Pick out every line with the word "this" and copy it.

* begin EXERCISE MATERIALS *

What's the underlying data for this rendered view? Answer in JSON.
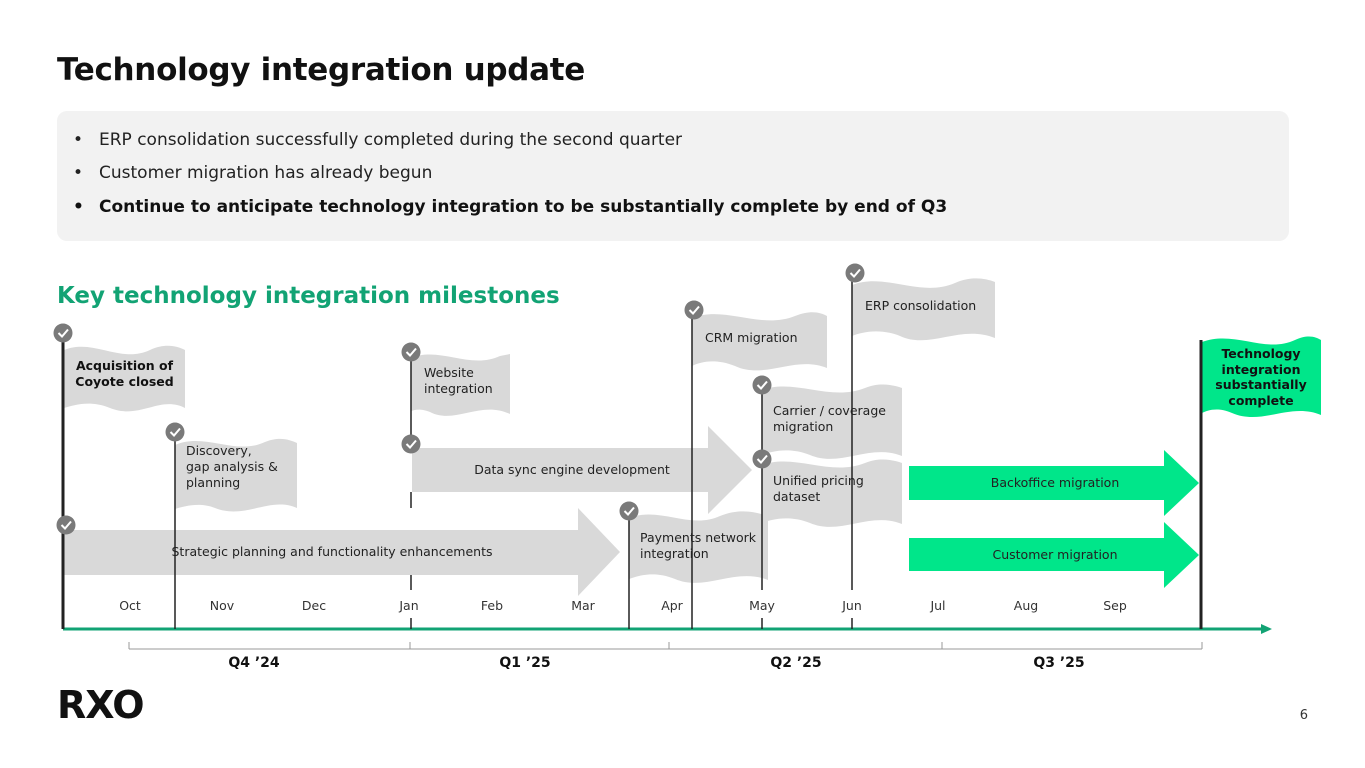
{
  "title": "Technology integration update",
  "summary": {
    "bullets": [
      "ERP consolidation successfully completed during the second quarter",
      "Customer migration has already begun",
      "Continue to anticipate technology integration to be substantially complete by end of Q3"
    ]
  },
  "milestones_title": "Key technology integration milestones",
  "flags": {
    "acquisition": "Acquisition of\nCoyote closed",
    "discovery": "Discovery,\ngap analysis &\nplanning",
    "website": "Website\nintegration",
    "crm": "CRM migration",
    "erp": "ERP consolidation",
    "carrier": "Carrier / coverage\nmigration",
    "pricing": "Unified pricing\ndataset",
    "payments": "Payments network\nintegration",
    "complete": "Technology\nintegration\nsubstantially\ncomplete"
  },
  "arrows": {
    "strategic": "Strategic planning and functionality enhancements",
    "datasync": "Data sync engine development",
    "backoffice": "Backoffice migration",
    "customer": "Customer migration"
  },
  "months": [
    "Oct",
    "Nov",
    "Dec",
    "Jan",
    "Feb",
    "Mar",
    "Apr",
    "May",
    "Jun",
    "Jul",
    "Aug",
    "Sep"
  ],
  "quarters": [
    "Q4 ’24",
    "Q1 ’25",
    "Q2 ’25",
    "Q3 ’25"
  ],
  "logo": "RXO",
  "page_number": "6",
  "colors": {
    "accent": "#12a374",
    "bright_green": "#00e68a",
    "gray": "#d9d9d9",
    "check": "#7a7a7a",
    "axis": "#12a374"
  },
  "icons": [
    "check-icon"
  ]
}
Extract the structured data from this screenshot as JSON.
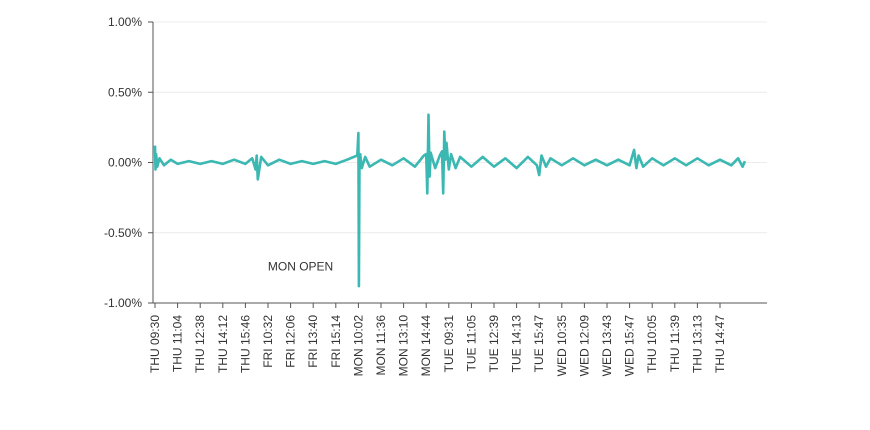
{
  "chart_data": {
    "type": "line",
    "title": "",
    "xlabel": "",
    "ylabel": "",
    "ylim": [
      -1.0,
      1.0
    ],
    "y_ticks": [
      {
        "value": 1.0,
        "label": "1.00%"
      },
      {
        "value": 0.5,
        "label": "0.50%"
      },
      {
        "value": 0.0,
        "label": "0.00%"
      },
      {
        "value": -0.5,
        "label": "-0.50%"
      },
      {
        "value": -1.0,
        "label": "-1.00%"
      }
    ],
    "x_ticks": [
      "THU  09:30",
      "THU  11:04",
      "THU  12:38",
      "THU  14:12",
      "THU  15:46",
      "FRI  10:32",
      "FRI  12:06",
      "FRI  13:40",
      "FRI  15:14",
      "MON  10:02",
      "MON  11:36",
      "MON  13:10",
      "MON  14:44",
      "TUE  09:31",
      "TUE  11:05",
      "TUE  12:39",
      "TUE  14:13",
      "TUE  15:47",
      "WED  10:35",
      "WED  12:09",
      "WED  13:43",
      "WED  15:47",
      "THU  10:05",
      "THU  11:39",
      "THU  13:13",
      "THU  14:47"
    ],
    "grid": true,
    "line_color": "#3bb8b2",
    "annotations": [
      {
        "text": "MON OPEN",
        "x_tick_position": 8.55,
        "y": -0.74
      }
    ],
    "series": [
      {
        "x_tick_position": [
          0.0,
          0.02,
          0.05,
          0.1,
          0.2,
          0.4,
          0.7,
          1.0,
          1.5,
          2.0,
          2.5,
          3.0,
          3.5,
          4.0,
          4.3,
          4.45,
          4.5,
          4.55,
          4.7,
          5.0,
          5.5,
          6.0,
          6.5,
          7.0,
          7.5,
          8.0,
          8.5,
          8.95,
          9.0,
          9.02,
          9.05,
          9.08,
          9.15,
          9.3,
          9.5,
          10.0,
          10.5,
          11.0,
          11.5,
          11.9,
          12.0,
          12.05,
          12.1,
          12.15,
          12.2,
          12.4,
          12.6,
          12.7,
          12.75,
          12.8,
          12.85,
          12.9,
          13.0,
          13.1,
          13.3,
          13.5,
          14.0,
          14.5,
          15.0,
          15.5,
          16.0,
          16.5,
          16.9,
          17.0,
          17.1,
          17.3,
          17.5,
          18.0,
          18.5,
          19.0,
          19.5,
          20.0,
          20.5,
          21.0,
          21.2,
          21.3,
          21.4,
          21.6,
          22.0,
          22.5,
          23.0,
          23.5,
          24.0,
          24.5,
          25.0,
          25.5,
          25.8,
          26.0,
          26.1
        ],
        "y": [
          0.12,
          -0.05,
          0.06,
          -0.03,
          0.03,
          -0.02,
          0.02,
          -0.01,
          0.01,
          -0.01,
          0.01,
          -0.01,
          0.02,
          -0.01,
          0.03,
          -0.05,
          0.05,
          -0.12,
          0.04,
          -0.02,
          0.02,
          -0.01,
          0.01,
          -0.01,
          0.01,
          -0.01,
          0.02,
          0.05,
          0.21,
          -0.88,
          0.03,
          0.06,
          -0.04,
          0.04,
          -0.03,
          0.02,
          -0.02,
          0.03,
          -0.03,
          0.05,
          0.06,
          -0.22,
          0.34,
          -0.1,
          0.07,
          -0.04,
          0.05,
          0.08,
          -0.22,
          0.22,
          0.02,
          0.14,
          -0.05,
          0.06,
          -0.04,
          0.04,
          -0.03,
          0.04,
          -0.03,
          0.03,
          -0.04,
          0.04,
          -0.02,
          -0.09,
          0.05,
          -0.03,
          0.03,
          -0.02,
          0.03,
          -0.02,
          0.02,
          -0.02,
          0.02,
          -0.02,
          0.09,
          -0.04,
          0.05,
          -0.03,
          0.03,
          -0.02,
          0.03,
          -0.02,
          0.03,
          -0.02,
          0.02,
          -0.02,
          0.03,
          -0.03,
          0.01
        ]
      }
    ]
  }
}
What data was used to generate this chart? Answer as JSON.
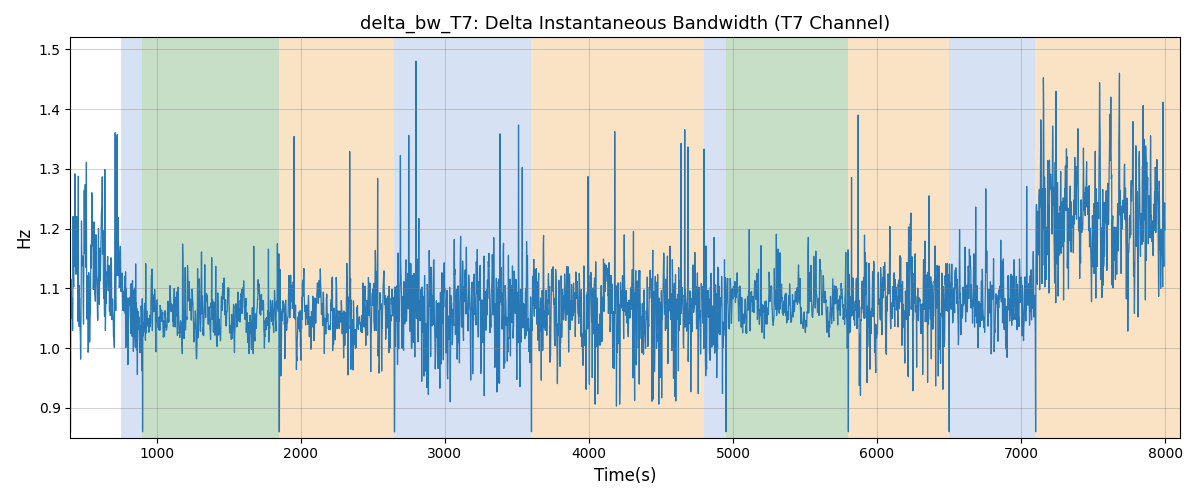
{
  "title": "delta_bw_T7: Delta Instantaneous Bandwidth (T7 Channel)",
  "xlabel": "Time(s)",
  "ylabel": "Hz",
  "xlim": [
    400,
    8100
  ],
  "ylim": [
    0.85,
    1.52
  ],
  "yticks": [
    0.9,
    1.0,
    1.1,
    1.2,
    1.3,
    1.4,
    1.5
  ],
  "xticks": [
    1000,
    2000,
    3000,
    4000,
    5000,
    6000,
    7000,
    8000
  ],
  "line_color": "#2878b5",
  "line_width": 0.9,
  "bg_regions": [
    {
      "xmin": 750,
      "xmax": 900,
      "color": "#aec6e8",
      "alpha": 0.5
    },
    {
      "xmin": 900,
      "xmax": 1850,
      "color": "#90c090",
      "alpha": 0.5
    },
    {
      "xmin": 1850,
      "xmax": 2650,
      "color": "#f5c98a",
      "alpha": 0.5
    },
    {
      "xmin": 2650,
      "xmax": 3600,
      "color": "#aec6e8",
      "alpha": 0.5
    },
    {
      "xmin": 3600,
      "xmax": 4800,
      "color": "#f5c98a",
      "alpha": 0.5
    },
    {
      "xmin": 4800,
      "xmax": 4950,
      "color": "#aec6e8",
      "alpha": 0.5
    },
    {
      "xmin": 4950,
      "xmax": 5800,
      "color": "#90c090",
      "alpha": 0.5
    },
    {
      "xmin": 5800,
      "xmax": 6500,
      "color": "#f5c98a",
      "alpha": 0.5
    },
    {
      "xmin": 6500,
      "xmax": 7100,
      "color": "#aec6e8",
      "alpha": 0.5
    },
    {
      "xmin": 7100,
      "xmax": 8200,
      "color": "#f5c98a",
      "alpha": 0.5
    }
  ],
  "figsize": [
    12.0,
    5.0
  ],
  "dpi": 100
}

* end EXERCISE MATERIALS *

* EXPECTED ANSWER *
What's the underlying data for this rendered view? Answer in JSON.
Extract the structured data from this screenshot as JSON.
What data was used to generate this chart? Answer as JSON.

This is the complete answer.